Short problem – Search the listing below for the string "kind" and copy every line where it occurs.

Records that describe figures –
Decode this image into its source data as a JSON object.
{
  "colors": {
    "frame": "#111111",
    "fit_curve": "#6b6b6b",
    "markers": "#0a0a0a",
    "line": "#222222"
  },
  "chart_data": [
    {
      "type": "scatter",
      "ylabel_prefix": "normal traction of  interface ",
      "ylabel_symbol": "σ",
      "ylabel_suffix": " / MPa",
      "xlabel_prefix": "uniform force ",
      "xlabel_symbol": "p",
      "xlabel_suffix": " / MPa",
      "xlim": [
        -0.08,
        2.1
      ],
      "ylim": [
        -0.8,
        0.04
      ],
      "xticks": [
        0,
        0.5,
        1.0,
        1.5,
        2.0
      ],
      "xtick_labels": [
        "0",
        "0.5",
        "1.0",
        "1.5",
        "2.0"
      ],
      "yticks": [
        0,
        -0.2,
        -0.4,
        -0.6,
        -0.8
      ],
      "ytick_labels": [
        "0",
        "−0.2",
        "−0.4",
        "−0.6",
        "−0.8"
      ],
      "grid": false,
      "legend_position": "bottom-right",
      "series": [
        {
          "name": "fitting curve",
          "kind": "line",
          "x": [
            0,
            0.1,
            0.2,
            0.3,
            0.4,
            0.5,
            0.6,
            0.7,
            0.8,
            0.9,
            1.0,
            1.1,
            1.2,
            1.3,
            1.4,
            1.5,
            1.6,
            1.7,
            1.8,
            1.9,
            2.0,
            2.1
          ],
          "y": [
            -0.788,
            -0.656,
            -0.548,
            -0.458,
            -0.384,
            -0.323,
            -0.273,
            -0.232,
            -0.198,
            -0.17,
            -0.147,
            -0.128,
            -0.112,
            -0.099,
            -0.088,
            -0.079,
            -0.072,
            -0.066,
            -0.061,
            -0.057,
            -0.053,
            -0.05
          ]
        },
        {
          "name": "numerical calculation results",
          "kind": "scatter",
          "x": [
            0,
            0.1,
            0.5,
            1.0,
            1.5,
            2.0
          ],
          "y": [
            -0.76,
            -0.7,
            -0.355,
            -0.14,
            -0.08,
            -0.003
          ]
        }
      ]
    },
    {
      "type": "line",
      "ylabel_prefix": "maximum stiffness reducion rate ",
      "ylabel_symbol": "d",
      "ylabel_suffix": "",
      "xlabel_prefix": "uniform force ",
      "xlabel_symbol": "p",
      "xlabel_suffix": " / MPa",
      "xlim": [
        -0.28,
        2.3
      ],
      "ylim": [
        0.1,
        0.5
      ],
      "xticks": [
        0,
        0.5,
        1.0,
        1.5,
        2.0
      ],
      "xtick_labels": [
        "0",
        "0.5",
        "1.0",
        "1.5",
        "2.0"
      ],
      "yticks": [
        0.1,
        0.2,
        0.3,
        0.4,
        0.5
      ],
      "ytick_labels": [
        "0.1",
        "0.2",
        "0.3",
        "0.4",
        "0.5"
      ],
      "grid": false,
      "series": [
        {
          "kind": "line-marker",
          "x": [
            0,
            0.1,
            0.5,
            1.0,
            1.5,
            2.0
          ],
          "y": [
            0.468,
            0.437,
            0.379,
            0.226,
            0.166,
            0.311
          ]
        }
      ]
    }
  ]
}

Answer to the problem –
          "kind": "line",
          "kind": "scatter",
          "kind": "line-marker",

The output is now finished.